**OBJECTIVE**
Locate "What does this" in the data below, then output the line it is on and all following lines through the last, word for word. Skip any pictures.

-.-.-

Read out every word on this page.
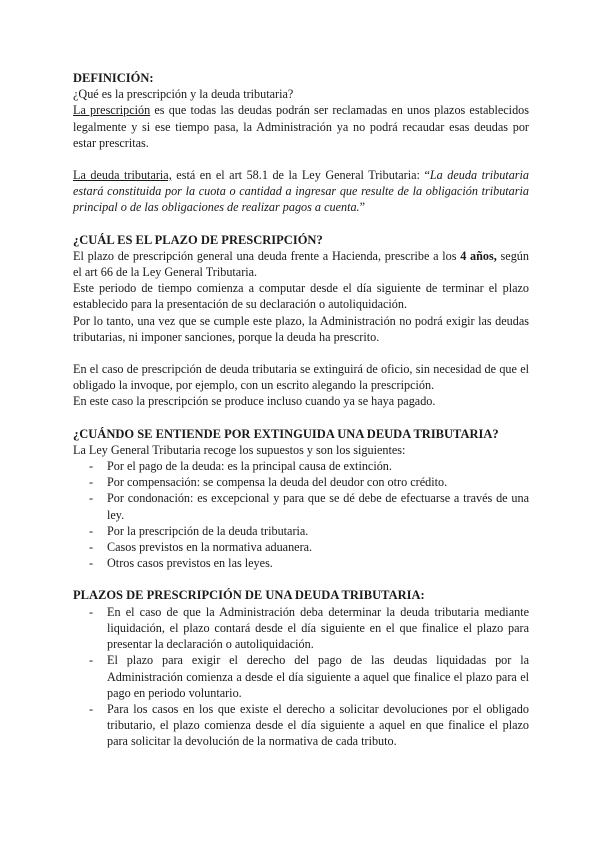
DEFINICIÓN:

¿Qué es la prescripción y la deuda tributaria?

La prescripción es que todas las deudas podrán ser reclamadas en unos plazos establecidos legalmente y si ese tiempo pasa, la Administración ya no podrá recaudar esas deudas por estar prescritas.

La deuda tributaria, está en el art 58.1 de la Ley General Tributaria: “La deuda tributaria estará constituida por la cuota o cantidad a ingresar que resulte de la obligación tributaria principal o de las obligaciones de realizar pagos a cuenta.”

¿CUÁL ES EL PLAZO DE PRESCRIPCIÓN?

El plazo de prescripción general una deuda frente a Hacienda, prescribe a los 4 años, según el art 66 de la Ley General Tributaria.

Este periodo de tiempo comienza a computar desde el día siguiente de terminar el plazo establecido para la presentación de su declaración o autoliquidación.

Por lo tanto, una vez que se cumple este plazo, la Administración no podrá exigir las deudas tributarias, ni imponer sanciones, porque la deuda ha prescrito.

En el caso de prescripción de deuda tributaria se extinguirá de oficio, sin necesidad de que el obligado la invoque, por ejemplo, con un escrito alegando la prescripción.

En este caso la prescripción se produce incluso cuando ya se haya pagado.

¿CUÁNDO SE ENTIENDE POR EXTINGUIDA UNA DEUDA TRIBUTARIA?

La Ley General Tributaria recoge los supuestos y son los siguientes:

- Por el pago de la deuda: es la principal causa de extinción.
- Por compensación: se compensa la deuda del deudor con otro crédito.
- Por condonación: es excepcional y para que se dé debe de efectuarse a través de una ley.
- Por la prescripción de la deuda tributaria.
- Casos previstos en la normativa aduanera.
- Otros casos previstos en las leyes.
PLAZOS DE PRESCRIPCIÓN DE UNA DEUDA TRIBUTARIA:
- En el caso de que la Administración deba determinar la deuda tributaria mediante liquidación, el plazo contará desde el día siguiente en el que finalice el plazo para presentar la declaración o autoliquidación.
- El plazo para exigir el derecho del pago de las deudas liquidadas por la Administración comienza a desde el día siguiente a aquel que finalice el plazo para el pago en periodo voluntario.
- Para los casos en los que existe el derecho a solicitar devoluciones por el obligado tributario, el plazo comienza desde el día siguiente a aquel en que finalice el plazo para solicitar la devolución de la normativa de cada tributo.
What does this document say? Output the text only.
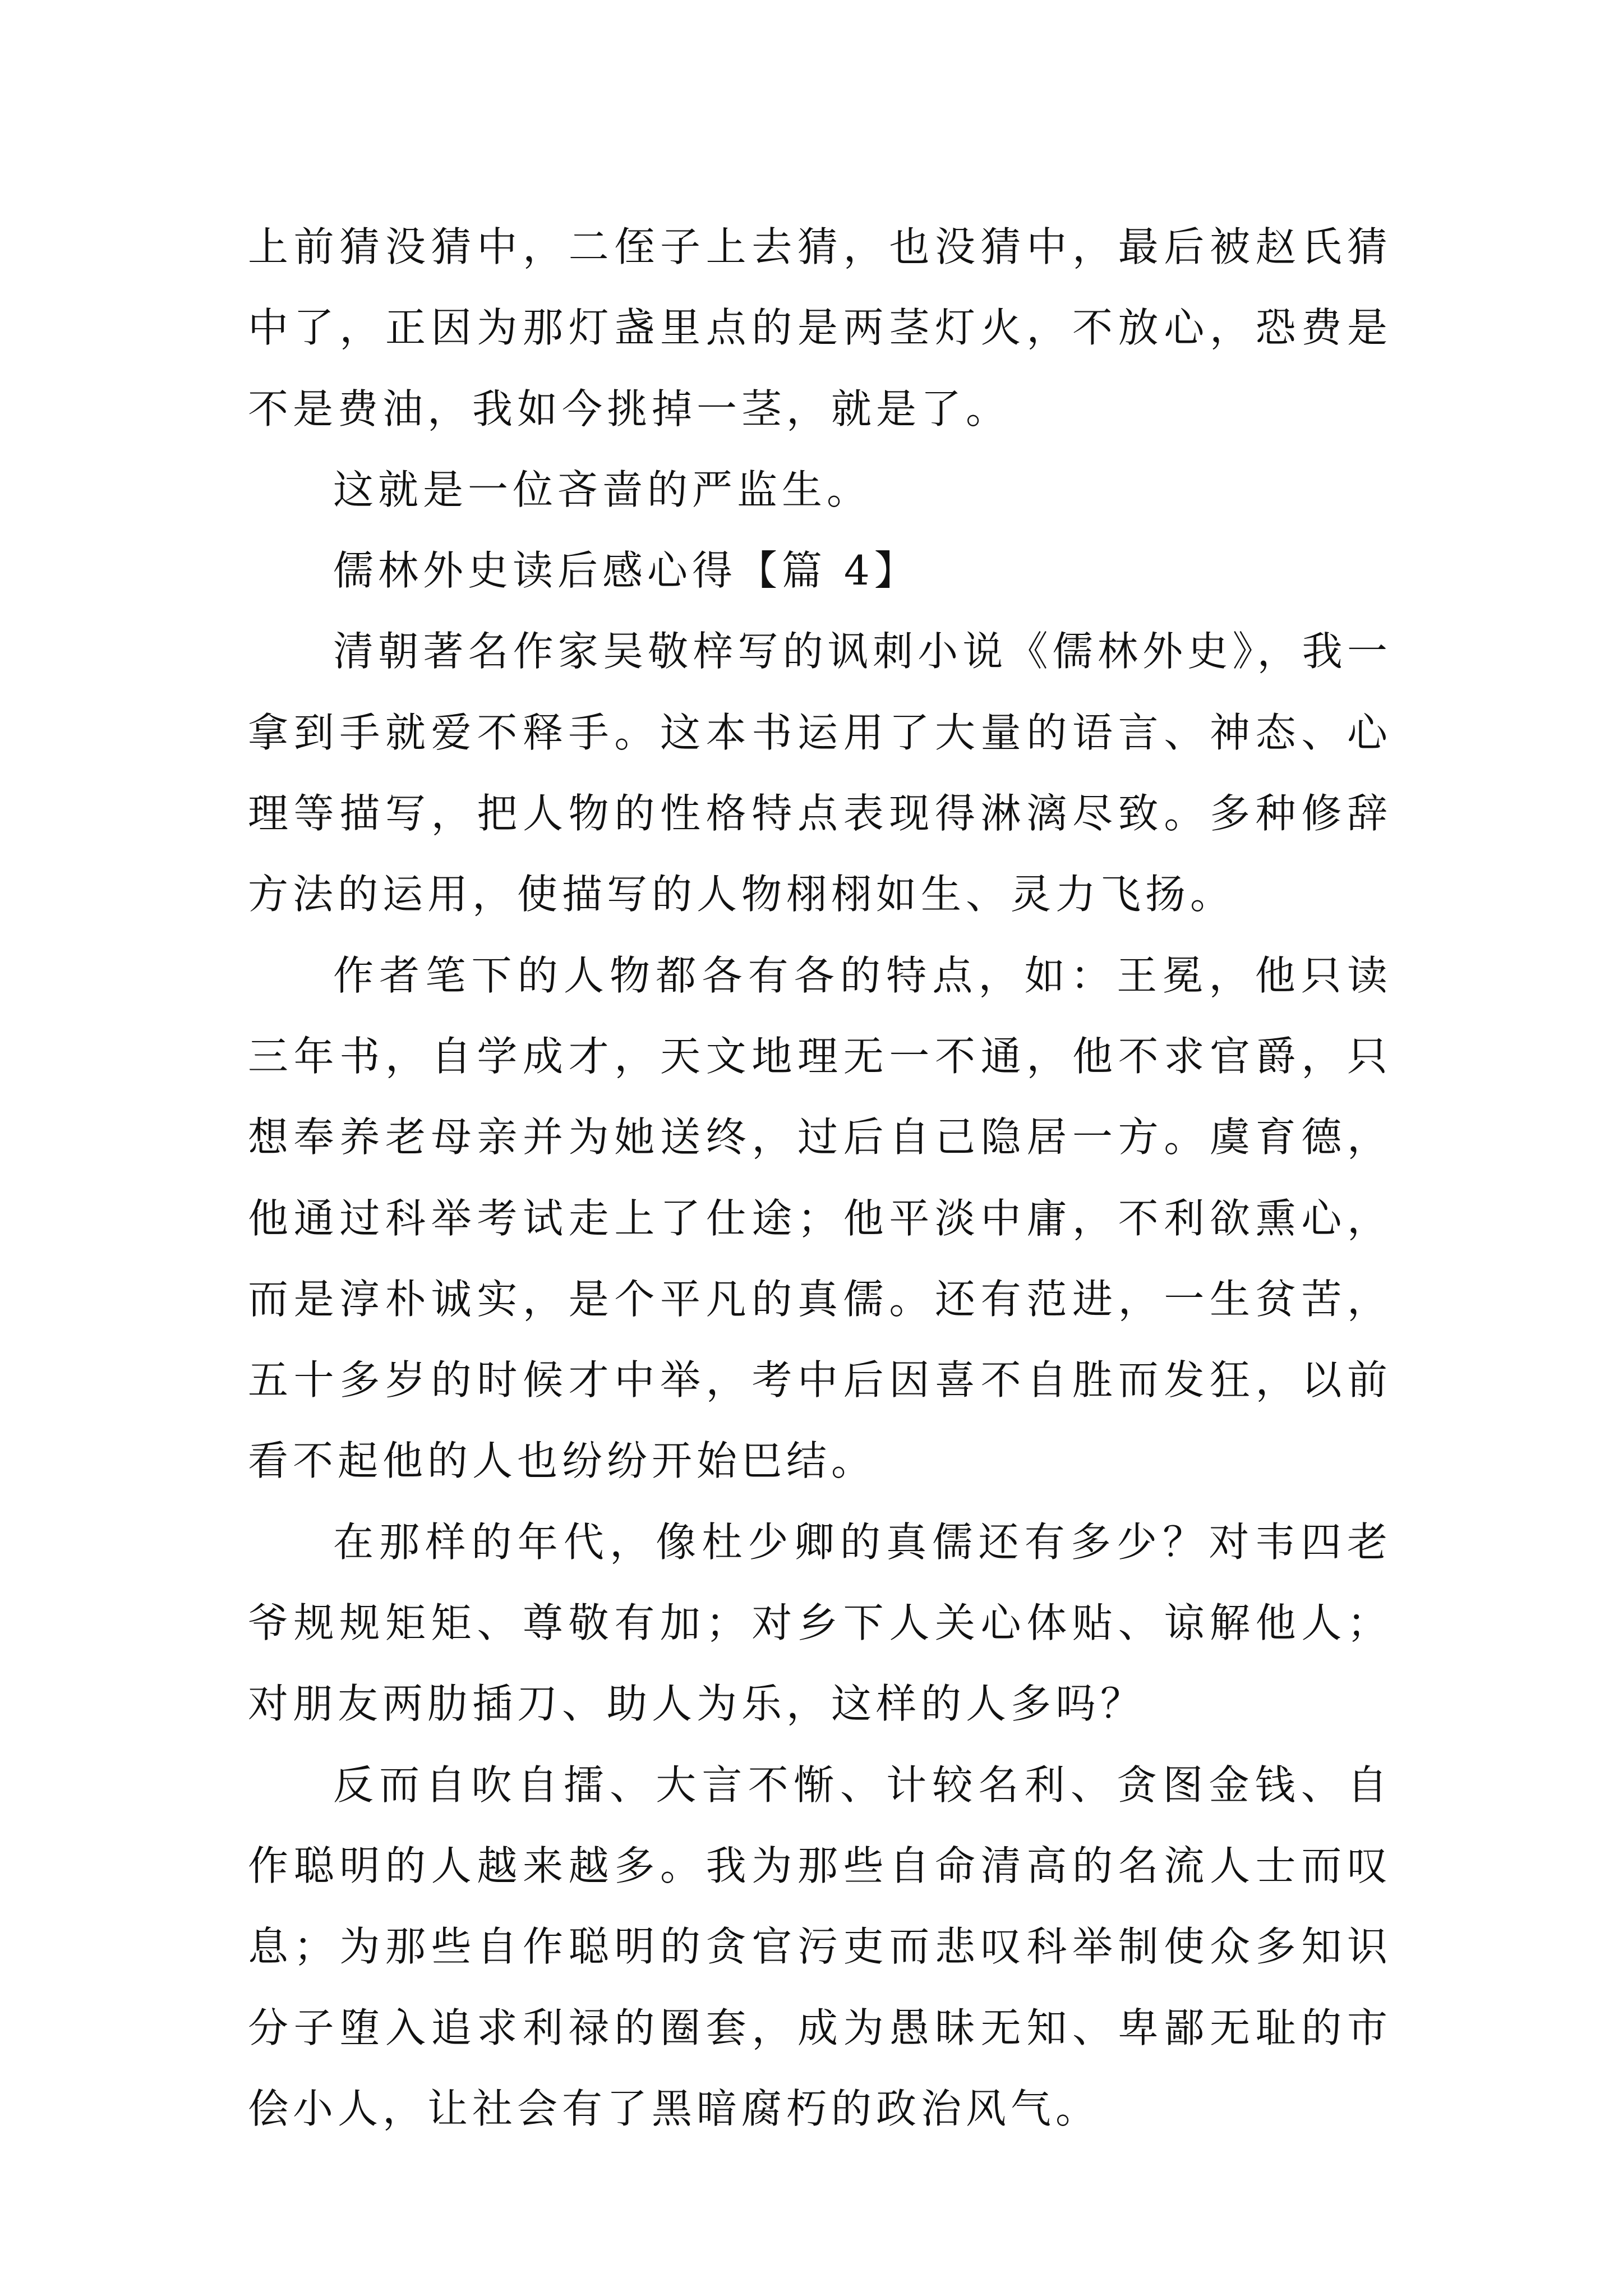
上前猜没猜中，二侄子上去猜，也没猜中，最后被赵氏猜中了，正因为那灯盏里点的是两茎灯火，不放心，恐费是不是费油，我如今挑掉一茎，就是了。

这就是一位吝啬的严监生。

儒林外史读后感心得【篇 4】

清朝著名作家吴敬梓写的讽刺小说《儒林外史》，我一拿到手就爱不释手。这本书运用了大量的语言、神态、心理等描写，把人物的性格特点表现得淋漓尽致。多种修辞方法的运用，使描写的人物栩栩如生、灵力飞扬。

作者笔下的人物都各有各的特点，如：王冕，他只读三年书，自学成才，天文地理无一不通，他不求官爵，只想奉养老母亲并为她送终，过后自己隐居一方。虞育德，他通过科举考试走上了仕途；他平淡中庸，不利欲熏心，而是淳朴诚实，是个平凡的真儒。还有范进，一生贫苦，五十多岁的时候才中举，考中后因喜不自胜而发狂，以前看不起他的人也纷纷开始巴结。

在那样的年代，像杜少卿的真儒还有多少？对韦四老爷规规矩矩、尊敬有加；对乡下人关心体贴、谅解他人；对朋友两肋插刀、助人为乐，这样的人多吗？

反而自吹自擂、大言不惭、计较名利、贪图金钱、自作聪明的人越来越多。我为那些自命清高的名流人士而叹息；为那些自作聪明的贪官污吏而悲叹科举制使众多知识分子堕入追求利禄的圈套，成为愚昧无知、卑鄙无耻的市侩小人，让社会有了黑暗腐朽的政治风气。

-.-.-

**RESULT**
What does this document say? Output the text only.
上前猜没猜中，二侄子上去猜，也没猜中，最后被赵氏猜中了，正因为那灯盏里点的是两茎灯火，不放心，恐费是不是费油，我如今挑掉一茎，就是了。

这就是一位吝啬的严监生。

儒林外史读后感心得【篇 4】

清朝著名作家吴敬梓写的讽刺小说《儒林外史》，我一拿到手就爱不释手。这本书运用了大量的语言、神态、心理等描写，把人物的性格特点表现得淋漓尽致。多种修辞方法的运用，使描写的人物栩栩如生、灵力飞扬。

作者笔下的人物都各有各的特点，如：王冕，他只读三年书，自学成才，天文地理无一不通，他不求官爵，只想奉养老母亲并为她送终，过后自己隐居一方。虞育德，他通过科举考试走上了仕途；他平淡中庸，不利欲熏心，而是淳朴诚实，是个平凡的真儒。还有范进，一生贫苦，五十多岁的时候才中举，考中后因喜不自胜而发狂，以前看不起他的人也纷纷开始巴结。

在那样的年代，像杜少卿的真儒还有多少？对韦四老爷规规矩矩、尊敬有加；对乡下人关心体贴、谅解他人；对朋友两肋插刀、助人为乐，这样的人多吗？

反而自吹自擂、大言不惭、计较名利、贪图金钱、自作聪明的人越来越多。我为那些自命清高的名流人士而叹息；为那些自作聪明的贪官污吏而悲叹科举制使众多知识分子堕入追求利禄的圈套，成为愚昧无知、卑鄙无耻的市侩小人，让社会有了黑暗腐朽的政治风气。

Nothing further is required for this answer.